Exercise data:
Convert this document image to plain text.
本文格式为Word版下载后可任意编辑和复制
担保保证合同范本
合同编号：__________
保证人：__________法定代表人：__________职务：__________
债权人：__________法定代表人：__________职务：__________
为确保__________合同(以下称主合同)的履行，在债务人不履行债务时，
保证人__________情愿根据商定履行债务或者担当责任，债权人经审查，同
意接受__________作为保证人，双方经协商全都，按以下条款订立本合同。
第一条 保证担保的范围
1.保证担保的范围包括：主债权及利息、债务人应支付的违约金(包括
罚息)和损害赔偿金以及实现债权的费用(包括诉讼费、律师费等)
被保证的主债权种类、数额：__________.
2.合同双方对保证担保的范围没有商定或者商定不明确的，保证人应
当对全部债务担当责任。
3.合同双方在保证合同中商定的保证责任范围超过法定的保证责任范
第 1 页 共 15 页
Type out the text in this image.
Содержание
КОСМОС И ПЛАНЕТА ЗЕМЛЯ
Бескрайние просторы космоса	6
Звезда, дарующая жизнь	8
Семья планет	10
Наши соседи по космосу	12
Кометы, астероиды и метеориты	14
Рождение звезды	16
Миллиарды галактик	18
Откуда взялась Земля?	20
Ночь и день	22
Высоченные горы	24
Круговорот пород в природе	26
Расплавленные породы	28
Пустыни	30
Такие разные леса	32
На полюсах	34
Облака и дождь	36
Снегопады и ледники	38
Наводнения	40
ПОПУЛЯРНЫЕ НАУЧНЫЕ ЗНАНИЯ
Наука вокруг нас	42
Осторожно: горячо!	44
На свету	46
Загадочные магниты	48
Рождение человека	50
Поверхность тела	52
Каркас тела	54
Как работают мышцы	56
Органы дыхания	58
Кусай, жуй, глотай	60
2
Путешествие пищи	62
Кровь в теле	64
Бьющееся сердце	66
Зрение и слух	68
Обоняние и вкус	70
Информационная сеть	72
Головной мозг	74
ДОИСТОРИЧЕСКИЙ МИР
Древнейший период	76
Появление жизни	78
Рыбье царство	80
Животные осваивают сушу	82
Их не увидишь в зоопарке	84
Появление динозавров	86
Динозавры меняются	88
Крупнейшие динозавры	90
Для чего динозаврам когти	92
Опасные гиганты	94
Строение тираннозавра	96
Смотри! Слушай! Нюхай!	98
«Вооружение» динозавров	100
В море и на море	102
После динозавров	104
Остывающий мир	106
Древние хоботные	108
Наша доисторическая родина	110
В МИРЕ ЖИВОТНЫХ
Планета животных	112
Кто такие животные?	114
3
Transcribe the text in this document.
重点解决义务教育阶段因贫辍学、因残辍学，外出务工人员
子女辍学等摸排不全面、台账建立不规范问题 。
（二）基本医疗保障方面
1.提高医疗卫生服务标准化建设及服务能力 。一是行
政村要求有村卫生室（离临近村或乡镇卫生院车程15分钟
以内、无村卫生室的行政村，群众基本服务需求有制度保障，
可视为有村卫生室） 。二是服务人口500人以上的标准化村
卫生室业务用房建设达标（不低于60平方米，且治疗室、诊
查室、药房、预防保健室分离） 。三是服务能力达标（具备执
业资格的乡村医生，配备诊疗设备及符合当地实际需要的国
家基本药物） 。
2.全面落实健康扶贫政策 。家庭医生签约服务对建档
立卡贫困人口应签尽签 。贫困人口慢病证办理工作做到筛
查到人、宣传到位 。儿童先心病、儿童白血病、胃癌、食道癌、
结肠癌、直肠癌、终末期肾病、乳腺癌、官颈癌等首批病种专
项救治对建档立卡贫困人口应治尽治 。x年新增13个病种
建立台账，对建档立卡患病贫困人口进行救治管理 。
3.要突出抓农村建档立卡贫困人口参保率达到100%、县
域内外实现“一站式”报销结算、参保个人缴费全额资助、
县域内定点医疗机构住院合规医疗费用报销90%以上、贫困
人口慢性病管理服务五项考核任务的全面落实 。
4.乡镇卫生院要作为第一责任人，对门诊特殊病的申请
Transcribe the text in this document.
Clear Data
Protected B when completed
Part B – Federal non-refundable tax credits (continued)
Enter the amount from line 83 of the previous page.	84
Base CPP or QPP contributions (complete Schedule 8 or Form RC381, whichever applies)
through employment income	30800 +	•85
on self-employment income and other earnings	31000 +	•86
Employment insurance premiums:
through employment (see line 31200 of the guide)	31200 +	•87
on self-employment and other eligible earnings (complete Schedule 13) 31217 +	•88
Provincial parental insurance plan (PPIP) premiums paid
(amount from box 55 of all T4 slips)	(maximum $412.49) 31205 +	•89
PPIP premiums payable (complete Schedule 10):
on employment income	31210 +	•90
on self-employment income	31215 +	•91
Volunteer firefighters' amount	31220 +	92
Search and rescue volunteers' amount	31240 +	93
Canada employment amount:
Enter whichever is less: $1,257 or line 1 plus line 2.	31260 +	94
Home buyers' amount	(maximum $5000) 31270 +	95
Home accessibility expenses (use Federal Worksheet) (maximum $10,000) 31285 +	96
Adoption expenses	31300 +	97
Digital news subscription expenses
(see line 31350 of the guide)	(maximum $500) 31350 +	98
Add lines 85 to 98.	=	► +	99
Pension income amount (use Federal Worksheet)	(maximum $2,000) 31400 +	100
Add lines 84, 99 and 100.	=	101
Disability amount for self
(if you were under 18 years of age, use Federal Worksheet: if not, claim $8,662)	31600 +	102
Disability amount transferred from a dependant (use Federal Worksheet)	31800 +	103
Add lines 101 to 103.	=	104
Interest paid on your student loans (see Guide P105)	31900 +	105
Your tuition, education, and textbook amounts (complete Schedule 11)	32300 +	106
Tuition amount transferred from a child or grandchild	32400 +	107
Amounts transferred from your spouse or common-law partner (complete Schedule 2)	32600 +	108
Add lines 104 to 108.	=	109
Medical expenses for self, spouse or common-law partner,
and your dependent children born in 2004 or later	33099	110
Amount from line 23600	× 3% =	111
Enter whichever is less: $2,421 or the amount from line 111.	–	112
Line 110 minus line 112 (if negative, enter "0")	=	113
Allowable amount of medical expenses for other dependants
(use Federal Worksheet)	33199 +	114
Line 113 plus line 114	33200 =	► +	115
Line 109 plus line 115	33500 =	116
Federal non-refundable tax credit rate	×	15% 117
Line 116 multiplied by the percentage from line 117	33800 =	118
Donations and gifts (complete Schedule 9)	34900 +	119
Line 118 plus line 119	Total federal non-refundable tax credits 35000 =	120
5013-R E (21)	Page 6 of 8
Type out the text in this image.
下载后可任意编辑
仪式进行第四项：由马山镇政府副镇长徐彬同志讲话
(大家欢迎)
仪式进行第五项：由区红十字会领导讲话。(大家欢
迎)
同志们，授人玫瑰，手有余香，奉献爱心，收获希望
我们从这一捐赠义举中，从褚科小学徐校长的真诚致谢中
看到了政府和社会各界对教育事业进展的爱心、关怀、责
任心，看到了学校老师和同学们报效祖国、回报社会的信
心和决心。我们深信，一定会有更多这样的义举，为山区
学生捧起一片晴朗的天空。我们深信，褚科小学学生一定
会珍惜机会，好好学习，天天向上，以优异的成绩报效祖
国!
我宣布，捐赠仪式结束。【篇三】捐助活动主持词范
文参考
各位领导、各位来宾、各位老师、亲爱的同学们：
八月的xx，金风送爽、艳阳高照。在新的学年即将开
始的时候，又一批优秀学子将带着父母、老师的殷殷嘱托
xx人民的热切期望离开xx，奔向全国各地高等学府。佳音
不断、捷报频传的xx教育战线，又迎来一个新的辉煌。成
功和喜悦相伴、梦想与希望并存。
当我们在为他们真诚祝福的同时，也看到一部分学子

To be done:
Return the full listing, character for character.

Response below:
Convert this document image to plain text.
本文格式为Word版下载后可任意编辑和复制
担保保证合同范本
合同编号：__________
保证人：__________法定代表人：__________职务：__________
债权人：__________法定代表人：__________职务：__________
为确保__________合同(以下称主合同)的履行，在债务人不履行债务时，
保证人__________情愿根据商定履行债务或者担当责任，债权人经审查，同
意接受__________作为保证人，双方经协商全都，按以下条款订立本合同。
第一条 保证担保的范围
1.保证担保的范围包括：主债权及利息、债务人应支付的违约金(包括
罚息)和损害赔偿金以及实现债权的费用(包括诉讼费、律师费等)
被保证的主债权种类、数额：__________.
2.合同双方对保证担保的范围没有商定或者商定不明确的，保证人应
当对全部债务担当责任。
3.合同双方在保证合同中商定的保证责任范围超过法定的保证责任范
第 1 页 共 15 页
Type out the text in this image.
Содержание
КОСМОС И ПЛАНЕТА ЗЕМЛЯ
Бескрайние просторы космоса	6
Звезда, дарующая жизнь	8
Семья планет	10
Наши соседи по космосу	12
Кометы, астероиды и метеориты	14
Рождение звезды	16
Миллиарды галактик	18
Откуда взялась Земля?	20
Ночь и день	22
Высоченные горы	24
Круговорот пород в природе	26
Расплавленные породы	28
Пустыни	30
Такие разные леса	32
На полюсах	34
Облака и дождь	36
Снегопады и ледники	38
Наводнения	40
ПОПУЛЯРНЫЕ НАУЧНЫЕ ЗНАНИЯ
Наука вокруг нас	42
Осторожно: горячо!	44
На свету	46
Загадочные магниты	48
Рождение человека	50
Поверхность тела	52
Каркас тела	54
Как работают мышцы	56
Органы дыхания	58
Кусай, жуй, глотай	60
2
Путешествие пищи	62
Кровь в теле	64
Бьющееся сердце	66
Зрение и слух	68
Обоняние и вкус	70
Информационная сеть	72
Головной мозг	74
ДОИСТОРИЧЕСКИЙ МИР
Древнейший период	76
Появление жизни	78
Рыбье царство	80
Животные осваивают сушу	82
Их не увидишь в зоопарке	84
Появление динозавров	86
Динозавры меняются	88
Крупнейшие динозавры	90
Для чего динозаврам когти	92
Опасные гиганты	94
Строение тираннозавра	96
Смотри! Слушай! Нюхай!	98
«Вооружение» динозавров	100
В море и на море	102
После динозавров	104
Остывающий мир	106
Древние хоботные	108
Наша доисторическая родина	110
В МИРЕ ЖИВОТНЫХ
Планета животных	112
Кто такие животные?	114
3
Transcribe the text in this document.
重点解决义务教育阶段因贫辍学、因残辍学，外出务工人员
子女辍学等摸排不全面、台账建立不规范问题 。
（二）基本医疗保障方面
1.提高医疗卫生服务标准化建设及服务能力 。一是行
政村要求有村卫生室（离临近村或乡镇卫生院车程15分钟
以内、无村卫生室的行政村，群众基本服务需求有制度保障，
可视为有村卫生室） 。二是服务人口500人以上的标准化村
卫生室业务用房建设达标（不低于60平方米，且治疗室、诊
查室、药房、预防保健室分离） 。三是服务能力达标（具备执
业资格的乡村医生，配备诊疗设备及符合当地实际需要的国
家基本药物） 。
2.全面落实健康扶贫政策 。家庭医生签约服务对建档
立卡贫困人口应签尽签 。贫困人口慢病证办理工作做到筛
查到人、宣传到位 。儿童先心病、儿童白血病、胃癌、食道癌、
结肠癌、直肠癌、终末期肾病、乳腺癌、官颈癌等首批病种专
项救治对建档立卡贫困人口应治尽治 。x年新增13个病种
建立台账，对建档立卡患病贫困人口进行救治管理 。
3.要突出抓农村建档立卡贫困人口参保率达到100%、县
域内外实现“一站式”报销结算、参保个人缴费全额资助、
县域内定点医疗机构住院合规医疗费用报销90%以上、贫困
人口慢性病管理服务五项考核任务的全面落实 。
4.乡镇卫生院要作为第一责任人，对门诊特殊病的申请
Transcribe the text in this document.
Clear Data
Protected B when completed
Part B – Federal non-refundable tax credits (continued)
Enter the amount from line 83 of the previous page.	84
Base CPP or QPP contributions (complete Schedule 8 or Form RC381, whichever applies)
through employment income	30800 +	•85
on self-employment income and other earnings	31000 +	•86
Employment insurance premiums:
through employment (see line 31200 of the guide)	31200 +	•87
on self-employment and other eligible earnings (complete Schedule 13) 31217 +	•88
Provincial parental insurance plan (PPIP) premiums paid
(amount from box 55 of all T4 slips)	(maximum $412.49) 31205 +	•89
PPIP premiums payable (complete Schedule 10):
on employment income	31210 +	•90
on self-employment income	31215 +	•91
Volunteer firefighters' amount	31220 +	92
Search and rescue volunteers' amount	31240 +	93
Canada employment amount:
Enter whichever is less: $1,257 or line 1 plus line 2.	31260 +	94
Home buyers' amount	(maximum $5000) 31270 +	95
Home accessibility expenses (use Federal Worksheet) (maximum $10,000) 31285 +	96
Adoption expenses	31300 +	97
Digital news subscription expenses
(see line 31350 of the guide)	(maximum $500) 31350 +	98
Add lines 85 to 98.	=	► +	99
Pension income amount (use Federal Worksheet)	(maximum $2,000) 31400 +	100
Add lines 84, 99 and 100.	=	101
Disability amount for self
(if you were under 18 years of age, use Federal Worksheet: if not, claim $8,662)	31600 +	102
Disability amount transferred from a dependant (use Federal Worksheet)	31800 +	103
Add lines 101 to 103.	=	104
Interest paid on your student loans (see Guide P105)	31900 +	105
Your tuition, education, and textbook amounts (complete Schedule 11)	32300 +	106
Tuition amount transferred from a child or grandchild	32400 +	107
Amounts transferred from your spouse or common-law partner (complete Schedule 2)	32600 +	108
Add lines 104 to 108.	=	109
Medical expenses for self, spouse or common-law partner,
and your dependent children born in 2004 or later	33099	110
Amount from line 23600	× 3% =	111
Enter whichever is less: $2,421 or the amount from line 111.	–	112
Line 110 minus line 112 (if negative, enter "0")	=	113
Allowable amount of medical expenses for other dependants
(use Federal Worksheet)	33199 +	114
Line 113 plus line 114	33200 =	► +	115
Line 109 plus line 115	33500 =	116
Federal non-refundable tax credit rate	×	15% 117
Line 116 multiplied by the percentage from line 117	33800 =	118
Donations and gifts (complete Schedule 9)	34900 +	119
Line 118 plus line 119	Total federal non-refundable tax credits 35000 =	120
5013-R E (21)	Page 6 of 8
Type out the text in this image.
下载后可任意编辑
仪式进行第四项：由马山镇政府副镇长徐彬同志讲话
(大家欢迎)
仪式进行第五项：由区红十字会领导讲话。(大家欢
迎)
同志们，授人玫瑰，手有余香，奉献爱心，收获希望
我们从这一捐赠义举中，从褚科小学徐校长的真诚致谢中
看到了政府和社会各界对教育事业进展的爱心、关怀、责
任心，看到了学校老师和同学们报效祖国、回报社会的信
心和决心。我们深信，一定会有更多这样的义举，为山区
学生捧起一片晴朗的天空。我们深信，褚科小学学生一定
会珍惜机会，好好学习，天天向上，以优异的成绩报效祖
国!
我宣布，捐赠仪式结束。【篇三】捐助活动主持词范
文参考
各位领导、各位来宾、各位老师、亲爱的同学们：
八月的xx，金风送爽、艳阳高照。在新的学年即将开
始的时候，又一批优秀学子将带着父母、老师的殷殷嘱托
xx人民的热切期望离开xx，奔向全国各地高等学府。佳音
不断、捷报频传的xx教育战线，又迎来一个新的辉煌。成
功和喜悦相伴、梦想与希望并存。
当我们在为他们真诚祝福的同时，也看到一部分学子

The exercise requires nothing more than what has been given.